Look for the string "this" in every line, and copy each line that has it.

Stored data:
-- START --
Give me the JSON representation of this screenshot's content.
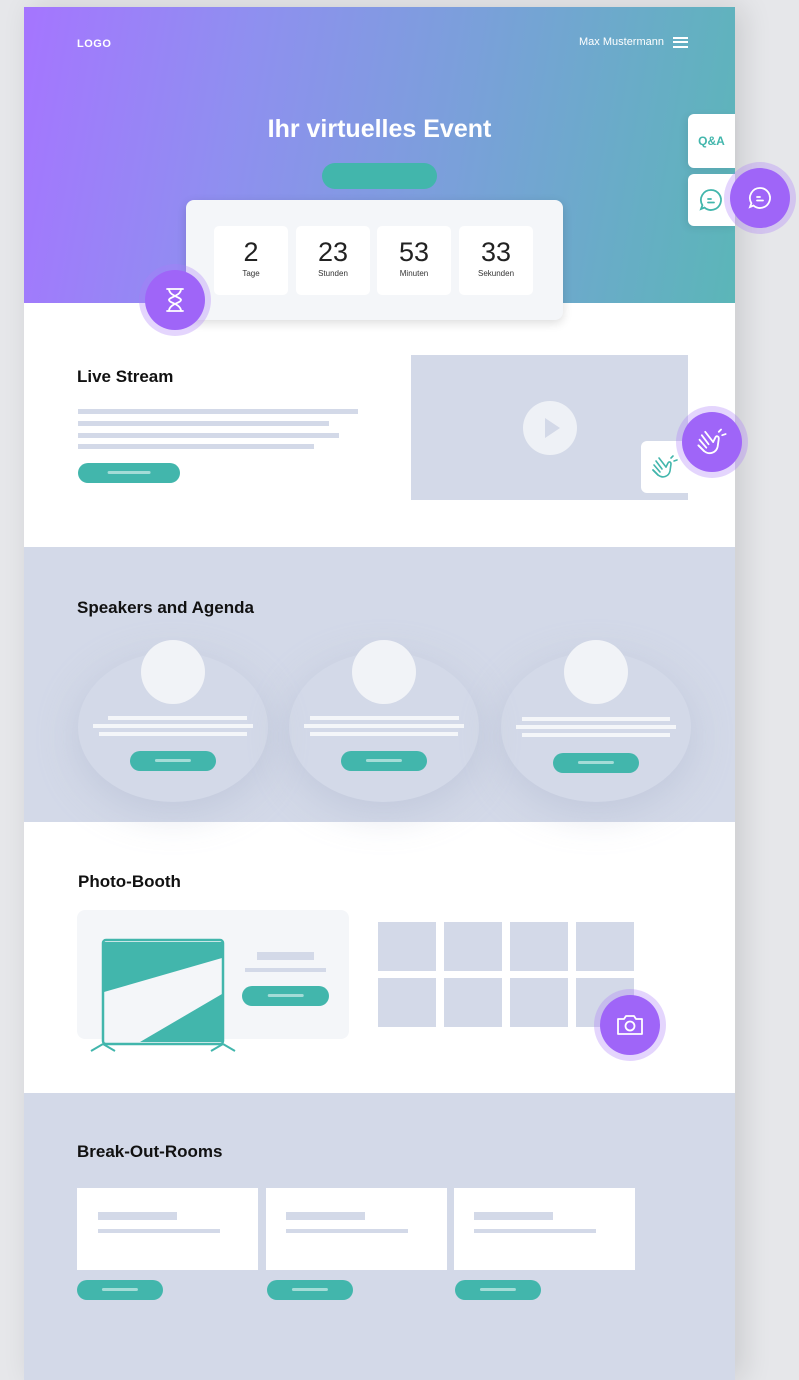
{
  "header": {
    "logo": "LOGO",
    "user_name": "Max Mustermann"
  },
  "hero": {
    "title": "Ihr virtuelles Event"
  },
  "countdown": [
    {
      "value": "2",
      "label": "Tage"
    },
    {
      "value": "23",
      "label": "Stunden"
    },
    {
      "value": "53",
      "label": "Minuten"
    },
    {
      "value": "33",
      "label": "Sekunden"
    }
  ],
  "side_dock": {
    "qa_label": "Q&A"
  },
  "sections": {
    "live_stream": "Live Stream",
    "speakers": "Speakers and Agenda",
    "photo_booth": "Photo-Booth",
    "breakout": "Break-Out-Rooms"
  },
  "icons": [
    "hourglass-icon",
    "chat-bubble-icon",
    "clapping-hands-icon",
    "camera-icon",
    "play-icon",
    "menu-icon"
  ],
  "colors": {
    "accent_teal": "#42b6ac",
    "accent_purple": "#9f65f8",
    "placeholder": "#d3d9e8"
  }
}
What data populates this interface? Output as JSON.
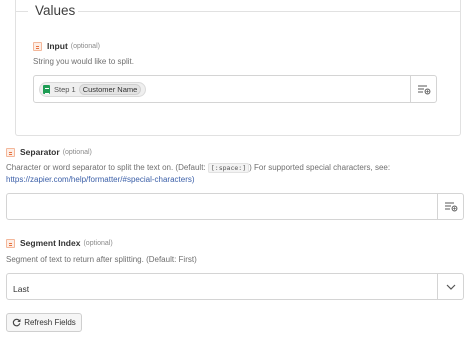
{
  "values_section": {
    "title": "Values"
  },
  "input_field": {
    "label": "Input",
    "optional": "(optional)",
    "help": "String you would like to split.",
    "pill": {
      "step": "Step 1",
      "value": "Customer Name",
      "icon": "google-sheets-icon"
    }
  },
  "separator_field": {
    "label": "Separator",
    "optional": "(optional)",
    "help_before": "Character or word separator to split the text on. (Default:",
    "help_code": "[:space:]",
    "help_after": ") For supported special characters, see:",
    "help_link": "https://zapier.com/help/formatter/#special-characters)",
    "value": ""
  },
  "segment_field": {
    "label": "Segment Index",
    "optional": "(optional)",
    "help": "Segment of text to return after splitting. (Default: First)",
    "selected": "Last"
  },
  "refresh_button": {
    "label": "Refresh Fields"
  }
}
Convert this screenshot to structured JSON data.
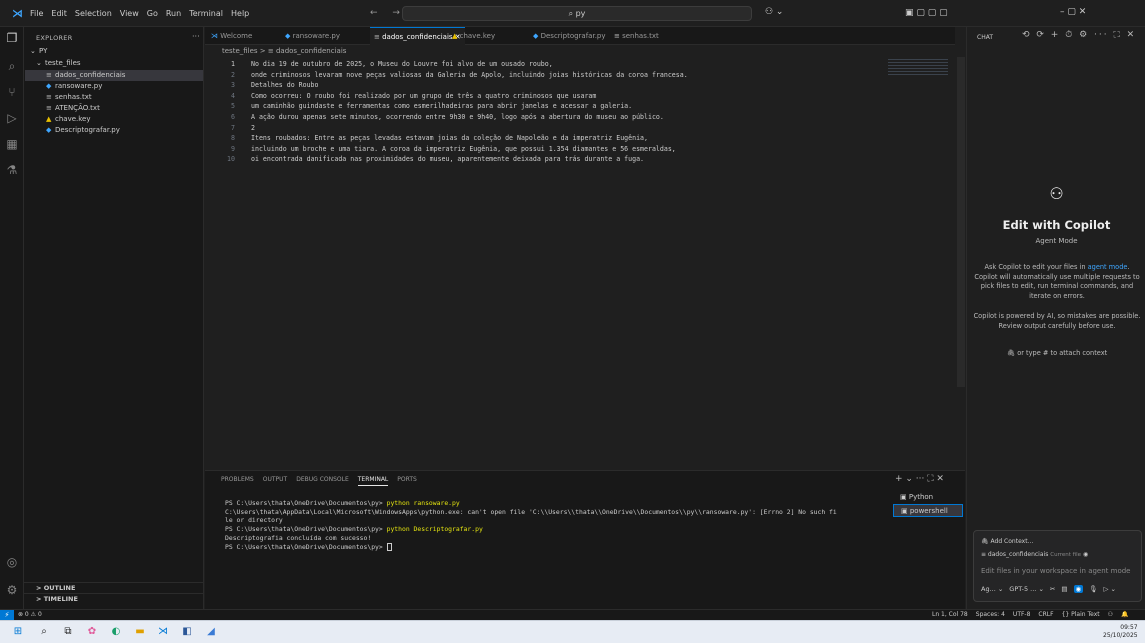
{
  "titlebar": {
    "menu": [
      "File",
      "Edit",
      "Selection",
      "View",
      "Go",
      "Run",
      "Terminal",
      "Help"
    ],
    "nav_arrows": "← →",
    "search_text": "⌕ py",
    "right_controls": "▣ ▢ ▢ ▢",
    "window_controls": "–  ▢  ✕"
  },
  "sidebar": {
    "title": "EXPLORER",
    "dots": "···",
    "root": "PY",
    "folder": "teste_files",
    "items": [
      {
        "icon": "≡",
        "label": "dados_confidenciais"
      },
      {
        "icon": "◆",
        "label": "ransoware.py"
      },
      {
        "icon": "≡",
        "label": "senhas.txt"
      },
      {
        "icon": "≡",
        "label": "ATENÇÃO.txt"
      },
      {
        "icon": "▲",
        "label": "chave.key"
      },
      {
        "icon": "◆",
        "label": "Descriptografar.py"
      }
    ],
    "outline": "> OUTLINE",
    "timeline": "> TIMELINE"
  },
  "tabs": [
    {
      "label": "Welcome",
      "active": false
    },
    {
      "label": "ransoware.py",
      "active": false
    },
    {
      "label": "dados_confidenciais ✕",
      "active": true
    },
    {
      "label": "chave.key",
      "active": false
    },
    {
      "label": "Descriptografar.py",
      "active": false
    },
    {
      "label": "senhas.txt",
      "active": false
    }
  ],
  "breadcrumb": "teste_files > ≡ dados_confidenciais",
  "editor": {
    "lines": [
      {
        "n": "1",
        "t": "No dia 19 de outubro de 2025, o Museu do Louvre foi alvo de um ousado roubo,"
      },
      {
        "n": "2",
        "t": "onde criminosos levaram nove peças valiosas da Galeria de Apolo, incluindo joias históricas da coroa francesa."
      },
      {
        "n": "3",
        "t": "Detalhes do Roubo"
      },
      {
        "n": "4",
        "t": "Como ocorreu: O roubo foi realizado por um grupo de três a quatro criminosos que usaram"
      },
      {
        "n": "5",
        "t": "um caminhão guindaste e ferramentas como esmerilhadeiras para abrir janelas e acessar a galeria."
      },
      {
        "n": "6",
        "t": "A ação durou apenas sete minutos, ocorrendo entre 9h30 e 9h40, logo após a abertura do museu ao público."
      },
      {
        "n": "7",
        "t": "2"
      },
      {
        "n": "8",
        "t": "Itens roubados: Entre as peças levadas estavam joias da coleção de Napoleão e da imperatriz Eugênia,"
      },
      {
        "n": "9",
        "t": "incluindo um broche e uma tiara. A coroa da imperatriz Eugênia, que possui 1.354 diamantes e 56 esmeraldas,"
      },
      {
        "n": "10",
        "t": "oi encontrada danificada nas proximidades do museu, aparentemente deixada para trás durante a fuga."
      }
    ]
  },
  "panel": {
    "tabs": [
      "PROBLEMS",
      "OUTPUT",
      "DEBUG CONSOLE",
      "TERMINAL",
      "PORTS"
    ],
    "active_tab": "TERMINAL",
    "controls": "+ ⌄ ··· ⛶ ✕",
    "terminal": {
      "l1_prompt": "PS C:\\Users\\thata\\OneDrive\\Documentos\\py> ",
      "l1_cmd": "python ransoware.py",
      "l2": "C:\\Users\\thata\\AppData\\Local\\Microsoft\\WindowsApps\\python.exe: can't open file 'C:\\\\Users\\\\thata\\\\OneDrive\\\\Documentos\\\\py\\\\ransoware.py': [Errno 2] No such fi",
      "l3": "le or directory",
      "l4_prompt": "PS C:\\Users\\thata\\OneDrive\\Documentos\\py> ",
      "l4_cmd": "python Descriptografar.py",
      "l5": "Descriptografia concluída com sucesso!",
      "l6_prompt": "PS C:\\Users\\thata\\OneDrive\\Documentos\\py> "
    },
    "terminals": [
      "Python",
      "powershell"
    ]
  },
  "chat": {
    "title": "CHAT",
    "controls": "⟲ ⟳ + ⏱ ⚙ ··· ⛶ ✕",
    "heading": "Edit with Copilot",
    "mode": "Agent Mode",
    "p1_a": "Ask Copilot to edit your files in ",
    "p1_link": "agent mode",
    "p1_b": ". Copilot will automatically use multiple requests to pick files to edit, run terminal commands, and iterate on errors.",
    "p2": "Copilot is powered by AI, so mistakes are possible. Review output carefully before use.",
    "p3": "or type # to attach context",
    "add_context": "Add Context...",
    "file_label": "≡ dados_confidenciais",
    "file_dim": "Current file",
    "placeholder": "Edit files in your workspace in agent mode",
    "tools_agent": "Ag... ⌄",
    "tools_model": "GPT-5 ... ⌄",
    "tools_send": "▷ ⌄"
  },
  "status": {
    "remote": "⚡",
    "errors": "⊗ 0 ⚠ 0",
    "position": "Ln 1, Col 78",
    "spaces": "Spaces: 4",
    "encoding": "UTF-8",
    "eol": "CRLF",
    "language": "{} Plain Text"
  },
  "clock": {
    "time": "09:57",
    "date": "25/10/2025"
  }
}
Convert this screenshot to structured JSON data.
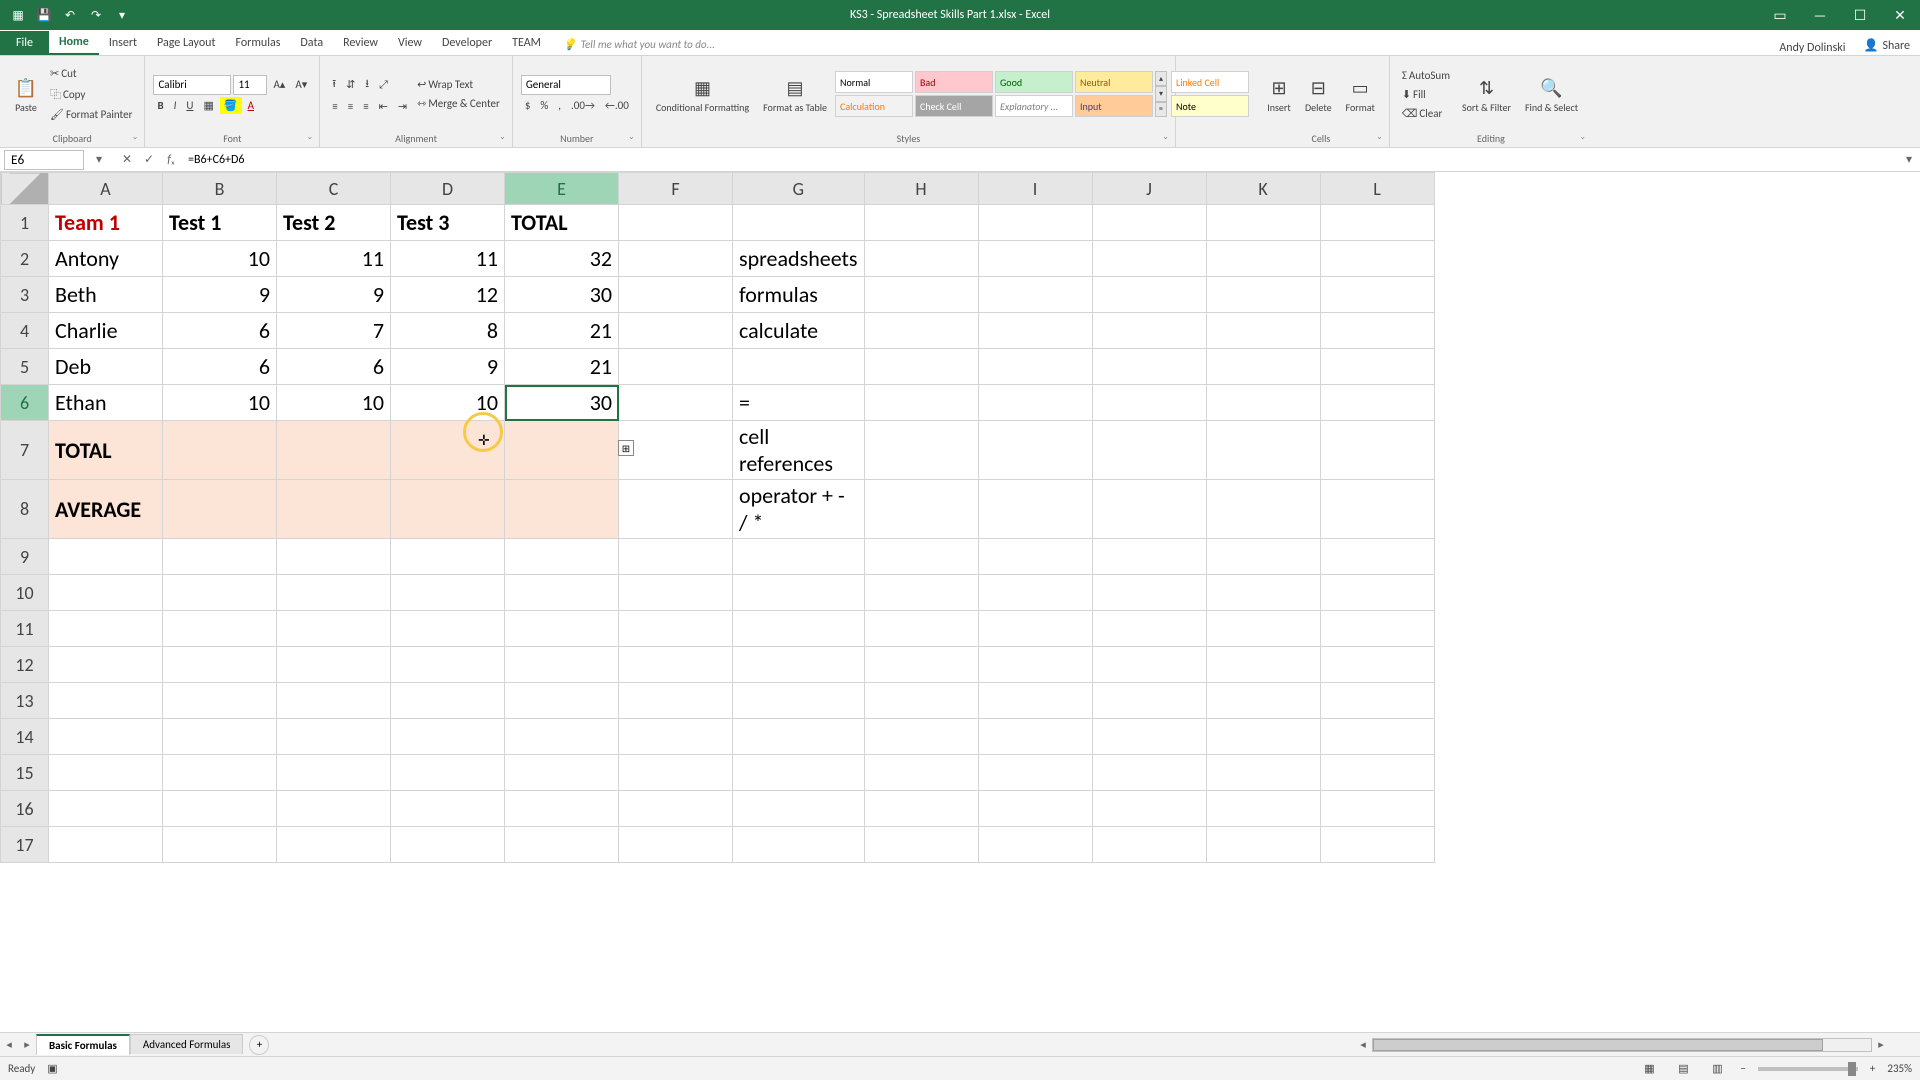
{
  "title": "KS3 - Spreadsheet Skills Part 1.xlsx - Excel",
  "user": "Andy Dolinski",
  "share": "Share",
  "tabs": {
    "file": "File",
    "home": "Home",
    "insert": "Insert",
    "pagelayout": "Page Layout",
    "formulas": "Formulas",
    "data": "Data",
    "review": "Review",
    "view": "View",
    "developer": "Developer",
    "team": "TEAM",
    "tellme": "Tell me what you want to do..."
  },
  "ribbon": {
    "clipboard": {
      "paste": "Paste",
      "cut": "Cut",
      "copy": "Copy",
      "painter": "Format Painter",
      "label": "Clipboard"
    },
    "font": {
      "name": "Calibri",
      "size": "11",
      "label": "Font"
    },
    "alignment": {
      "wrap": "Wrap Text",
      "merge": "Merge & Center",
      "label": "Alignment"
    },
    "number": {
      "format": "General",
      "label": "Number"
    },
    "styles": {
      "cond": "Conditional Formatting",
      "table": "Format as Table",
      "s1": "Normal",
      "s2": "Bad",
      "s3": "Good",
      "s4": "Neutral",
      "s5": "Calculation",
      "s6": "Check Cell",
      "s7": "Explanatory ...",
      "s8": "Input",
      "s9": "Linked Cell",
      "s10": "Note",
      "label": "Styles"
    },
    "cells": {
      "insert": "Insert",
      "delete": "Delete",
      "format": "Format",
      "label": "Cells"
    },
    "editing": {
      "sum": "AutoSum",
      "fill": "Fill",
      "clear": "Clear",
      "sort": "Sort & Filter",
      "find": "Find & Select",
      "label": "Editing"
    }
  },
  "namebox": "E6",
  "formula": "=B6+C6+D6",
  "columns": [
    "A",
    "B",
    "C",
    "D",
    "E",
    "F",
    "G",
    "H",
    "I",
    "J",
    "K",
    "L"
  ],
  "col_widths": [
    "wA",
    "wB",
    "wC",
    "wD",
    "wE",
    "wF",
    "wG",
    "wH",
    "wI",
    "wJ",
    "wK",
    "wL"
  ],
  "selected_col": "E",
  "selected_row": 6,
  "rows": [
    1,
    2,
    3,
    4,
    5,
    6,
    7,
    8,
    9,
    10,
    11,
    12,
    13,
    14,
    15,
    16,
    17
  ],
  "grid": {
    "A1": "Team 1",
    "B1": "Test 1",
    "C1": "Test 2",
    "D1": "Test 3",
    "E1": "TOTAL",
    "A2": "Antony",
    "B2": "10",
    "C2": "11",
    "D2": "11",
    "E2": "32",
    "G2": "spreadsheets",
    "A3": "Beth",
    "B3": "9",
    "C3": "9",
    "D3": "12",
    "E3": "30",
    "G3": "formulas",
    "A4": "Charlie",
    "B4": "6",
    "C4": "7",
    "D4": "8",
    "E4": "21",
    "G4": "calculate",
    "A5": "Deb",
    "B5": "6",
    "C5": "6",
    "D5": "9",
    "E5": "21",
    "A6": "Ethan",
    "B6": "10",
    "C6": "10",
    "D6": "10",
    "E6": "30",
    "G6": "=",
    "A7": "TOTAL",
    "G7": "cell references",
    "A8": "AVERAGE",
    "G8": "operator +  -  /  *"
  },
  "cell_classes": {
    "A1": "red",
    "B1": "bold",
    "C1": "bold",
    "D1": "bold",
    "E1": "bold",
    "B2": "num",
    "C2": "num",
    "D2": "num",
    "E2": "num",
    "B3": "num",
    "C3": "num",
    "D3": "num",
    "E3": "num",
    "B4": "num",
    "C4": "num",
    "D4": "num",
    "E4": "num",
    "B5": "num",
    "C5": "num",
    "D5": "num",
    "E5": "num",
    "B6": "num",
    "C6": "num",
    "D6": "num",
    "E6": "num selected",
    "A7": "bold peach",
    "B7": "peach",
    "C7": "peach",
    "D7": "peach",
    "E7": "peach",
    "A8": "bold peach",
    "B8": "peach",
    "C8": "peach",
    "D8": "peach",
    "E8": "peach"
  },
  "sheets": {
    "s1": "Basic Formulas",
    "s2": "Advanced Formulas"
  },
  "status": {
    "ready": "Ready",
    "zoom": "235%"
  }
}
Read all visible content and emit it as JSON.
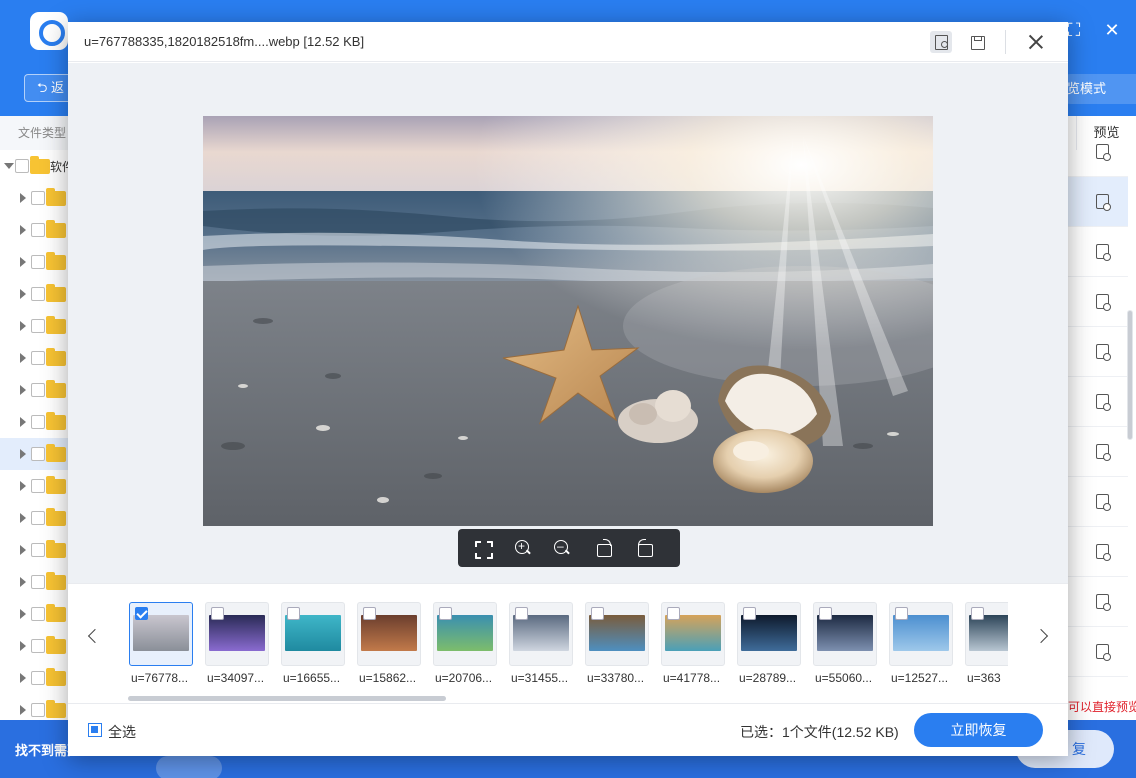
-- END --
Final result:
Give me the JSON representation of this screenshot's content.
What data populates this interface? Output as JSON.
Convert this screenshot to structured JSON data.
Convert this screenshot to structured JSON data.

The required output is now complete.